ACTIVITY: Using the word "vPvB" as the filter, copy each matching line from the records.

Page content records:
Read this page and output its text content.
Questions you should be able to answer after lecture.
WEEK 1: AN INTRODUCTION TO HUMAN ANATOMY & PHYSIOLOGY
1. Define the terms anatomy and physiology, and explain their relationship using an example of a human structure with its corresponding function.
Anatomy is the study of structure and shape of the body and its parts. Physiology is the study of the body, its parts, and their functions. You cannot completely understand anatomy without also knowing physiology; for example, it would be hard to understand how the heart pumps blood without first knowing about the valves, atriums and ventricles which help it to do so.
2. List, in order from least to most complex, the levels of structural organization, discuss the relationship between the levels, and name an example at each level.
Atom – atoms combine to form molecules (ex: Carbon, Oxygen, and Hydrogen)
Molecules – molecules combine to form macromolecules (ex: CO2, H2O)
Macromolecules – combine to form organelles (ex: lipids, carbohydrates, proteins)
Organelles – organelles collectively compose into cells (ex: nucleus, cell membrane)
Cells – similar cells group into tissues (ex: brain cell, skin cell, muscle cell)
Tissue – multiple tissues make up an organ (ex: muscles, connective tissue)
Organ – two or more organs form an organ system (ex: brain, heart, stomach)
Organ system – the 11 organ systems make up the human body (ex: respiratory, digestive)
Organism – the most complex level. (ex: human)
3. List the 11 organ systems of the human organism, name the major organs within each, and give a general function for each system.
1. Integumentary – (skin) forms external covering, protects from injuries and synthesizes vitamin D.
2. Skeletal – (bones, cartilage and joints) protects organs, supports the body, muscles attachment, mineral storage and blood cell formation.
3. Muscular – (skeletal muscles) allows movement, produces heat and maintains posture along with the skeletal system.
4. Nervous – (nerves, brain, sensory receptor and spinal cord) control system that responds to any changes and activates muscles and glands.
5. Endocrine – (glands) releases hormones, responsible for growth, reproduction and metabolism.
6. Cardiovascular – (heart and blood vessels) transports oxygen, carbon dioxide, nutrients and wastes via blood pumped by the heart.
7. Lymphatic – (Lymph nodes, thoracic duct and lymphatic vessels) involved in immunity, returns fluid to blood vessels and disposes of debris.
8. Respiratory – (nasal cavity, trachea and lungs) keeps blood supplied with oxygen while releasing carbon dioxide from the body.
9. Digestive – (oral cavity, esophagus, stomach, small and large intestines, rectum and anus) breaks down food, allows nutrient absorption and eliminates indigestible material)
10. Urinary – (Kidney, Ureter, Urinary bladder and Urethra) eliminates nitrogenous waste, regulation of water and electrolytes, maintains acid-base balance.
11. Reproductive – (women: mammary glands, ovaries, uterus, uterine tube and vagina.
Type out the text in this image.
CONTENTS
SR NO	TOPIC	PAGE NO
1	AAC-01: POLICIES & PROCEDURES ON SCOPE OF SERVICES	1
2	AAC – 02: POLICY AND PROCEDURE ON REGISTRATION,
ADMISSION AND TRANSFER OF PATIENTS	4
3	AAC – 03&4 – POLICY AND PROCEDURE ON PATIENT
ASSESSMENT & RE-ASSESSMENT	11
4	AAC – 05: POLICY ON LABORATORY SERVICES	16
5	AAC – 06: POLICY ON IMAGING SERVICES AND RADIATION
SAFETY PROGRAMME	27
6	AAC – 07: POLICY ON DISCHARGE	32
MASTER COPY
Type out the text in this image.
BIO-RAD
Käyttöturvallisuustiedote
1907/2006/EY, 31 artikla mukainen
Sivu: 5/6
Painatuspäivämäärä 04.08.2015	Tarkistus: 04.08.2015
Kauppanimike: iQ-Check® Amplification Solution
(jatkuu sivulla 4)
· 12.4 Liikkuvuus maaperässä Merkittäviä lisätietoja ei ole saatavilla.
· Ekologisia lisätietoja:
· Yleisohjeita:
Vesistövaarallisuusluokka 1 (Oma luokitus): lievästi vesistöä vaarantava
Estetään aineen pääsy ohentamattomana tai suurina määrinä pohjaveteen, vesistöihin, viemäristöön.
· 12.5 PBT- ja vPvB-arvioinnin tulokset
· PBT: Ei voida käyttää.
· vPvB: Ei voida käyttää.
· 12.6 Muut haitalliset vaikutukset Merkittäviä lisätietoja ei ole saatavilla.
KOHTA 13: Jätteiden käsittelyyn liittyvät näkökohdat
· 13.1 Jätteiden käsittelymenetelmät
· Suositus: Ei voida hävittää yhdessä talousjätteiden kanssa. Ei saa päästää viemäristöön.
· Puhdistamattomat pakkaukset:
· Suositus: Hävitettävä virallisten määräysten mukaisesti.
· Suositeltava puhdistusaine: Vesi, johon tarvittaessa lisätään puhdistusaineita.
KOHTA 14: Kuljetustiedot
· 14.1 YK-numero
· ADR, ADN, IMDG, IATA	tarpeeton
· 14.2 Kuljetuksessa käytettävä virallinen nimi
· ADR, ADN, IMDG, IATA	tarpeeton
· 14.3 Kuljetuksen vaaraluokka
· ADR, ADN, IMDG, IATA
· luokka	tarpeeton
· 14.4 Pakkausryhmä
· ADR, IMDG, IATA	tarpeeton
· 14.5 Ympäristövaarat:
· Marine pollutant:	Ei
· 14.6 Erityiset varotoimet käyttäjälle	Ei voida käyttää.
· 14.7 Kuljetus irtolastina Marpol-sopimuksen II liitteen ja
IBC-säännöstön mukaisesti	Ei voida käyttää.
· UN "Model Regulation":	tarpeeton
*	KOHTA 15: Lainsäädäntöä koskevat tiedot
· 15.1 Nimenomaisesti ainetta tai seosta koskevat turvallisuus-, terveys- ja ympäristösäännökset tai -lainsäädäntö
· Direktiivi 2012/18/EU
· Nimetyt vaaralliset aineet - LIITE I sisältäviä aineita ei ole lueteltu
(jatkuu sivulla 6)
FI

SOLUTION:
· 12.5 PBT- ja vPvB-arvioinnin tulokset
· vPvB: Ei voida käyttää.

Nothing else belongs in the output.